● **Objective**
Each line of the data that includes the string "KASHYAP" is to be copied out.

● **Data section**
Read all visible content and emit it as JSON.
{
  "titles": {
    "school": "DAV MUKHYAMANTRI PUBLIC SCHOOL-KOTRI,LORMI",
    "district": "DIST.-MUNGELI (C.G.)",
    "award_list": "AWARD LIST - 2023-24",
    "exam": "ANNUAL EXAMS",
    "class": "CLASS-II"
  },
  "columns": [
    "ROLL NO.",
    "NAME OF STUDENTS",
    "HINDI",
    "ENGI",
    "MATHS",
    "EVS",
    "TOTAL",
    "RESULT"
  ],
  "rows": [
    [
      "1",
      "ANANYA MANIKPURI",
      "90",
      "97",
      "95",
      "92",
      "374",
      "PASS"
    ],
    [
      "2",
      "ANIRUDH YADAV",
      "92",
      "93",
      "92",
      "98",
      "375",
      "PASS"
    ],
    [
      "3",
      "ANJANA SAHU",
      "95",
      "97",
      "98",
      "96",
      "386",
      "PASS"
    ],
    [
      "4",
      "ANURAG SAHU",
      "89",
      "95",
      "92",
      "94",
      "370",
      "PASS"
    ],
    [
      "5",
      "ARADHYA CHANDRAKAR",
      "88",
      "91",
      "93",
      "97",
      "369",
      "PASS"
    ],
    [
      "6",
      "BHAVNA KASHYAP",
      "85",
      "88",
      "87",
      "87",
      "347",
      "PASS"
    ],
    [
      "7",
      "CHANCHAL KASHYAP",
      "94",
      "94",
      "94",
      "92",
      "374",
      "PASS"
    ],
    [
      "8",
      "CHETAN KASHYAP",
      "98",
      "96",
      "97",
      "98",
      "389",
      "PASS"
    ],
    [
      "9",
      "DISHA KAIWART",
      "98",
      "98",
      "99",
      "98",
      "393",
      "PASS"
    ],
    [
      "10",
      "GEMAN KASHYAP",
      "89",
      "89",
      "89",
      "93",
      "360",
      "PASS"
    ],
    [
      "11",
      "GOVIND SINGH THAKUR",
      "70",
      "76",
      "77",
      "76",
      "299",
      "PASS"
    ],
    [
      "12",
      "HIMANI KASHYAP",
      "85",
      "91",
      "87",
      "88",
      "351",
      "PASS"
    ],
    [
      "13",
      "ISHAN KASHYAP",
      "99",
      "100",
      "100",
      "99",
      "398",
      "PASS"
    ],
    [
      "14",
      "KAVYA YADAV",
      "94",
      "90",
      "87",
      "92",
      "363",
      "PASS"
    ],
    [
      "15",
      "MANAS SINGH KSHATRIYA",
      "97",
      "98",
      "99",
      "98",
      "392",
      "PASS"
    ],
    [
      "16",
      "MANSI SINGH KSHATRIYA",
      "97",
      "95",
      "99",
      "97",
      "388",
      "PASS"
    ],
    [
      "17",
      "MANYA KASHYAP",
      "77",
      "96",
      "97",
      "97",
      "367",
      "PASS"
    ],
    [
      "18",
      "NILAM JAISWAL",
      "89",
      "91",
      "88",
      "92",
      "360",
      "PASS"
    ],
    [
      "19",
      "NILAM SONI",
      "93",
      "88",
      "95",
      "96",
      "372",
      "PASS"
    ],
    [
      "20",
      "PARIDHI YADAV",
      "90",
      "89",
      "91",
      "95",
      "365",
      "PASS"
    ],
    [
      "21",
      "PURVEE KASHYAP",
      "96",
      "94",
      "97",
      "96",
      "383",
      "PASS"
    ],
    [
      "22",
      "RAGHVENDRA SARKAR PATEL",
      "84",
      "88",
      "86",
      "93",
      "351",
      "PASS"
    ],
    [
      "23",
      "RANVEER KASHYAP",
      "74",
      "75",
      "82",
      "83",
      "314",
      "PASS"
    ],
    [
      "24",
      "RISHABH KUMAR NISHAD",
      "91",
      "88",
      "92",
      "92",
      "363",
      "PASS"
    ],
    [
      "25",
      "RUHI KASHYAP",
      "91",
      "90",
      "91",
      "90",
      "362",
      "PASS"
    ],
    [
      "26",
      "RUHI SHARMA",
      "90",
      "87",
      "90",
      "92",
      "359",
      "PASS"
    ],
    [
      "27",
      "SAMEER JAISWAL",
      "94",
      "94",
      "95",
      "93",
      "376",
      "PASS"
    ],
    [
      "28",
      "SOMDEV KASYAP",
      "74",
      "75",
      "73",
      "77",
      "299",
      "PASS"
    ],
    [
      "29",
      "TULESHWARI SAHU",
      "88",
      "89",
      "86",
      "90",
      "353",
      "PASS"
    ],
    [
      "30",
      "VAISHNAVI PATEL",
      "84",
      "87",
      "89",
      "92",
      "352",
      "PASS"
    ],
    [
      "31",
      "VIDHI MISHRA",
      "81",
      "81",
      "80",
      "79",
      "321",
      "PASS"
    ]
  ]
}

● **The solution**
      "BHAVNA KASHYAP",
      "CHANCHAL KASHYAP",
      "CHETAN KASHYAP",
      "GEMAN KASHYAP",
      "HIMANI KASHYAP",
      "ISHAN KASHYAP",
      "MANYA KASHYAP",
      "PURVEE KASHYAP",
      "RANVEER KASHYAP",
      "RUHI KASHYAP",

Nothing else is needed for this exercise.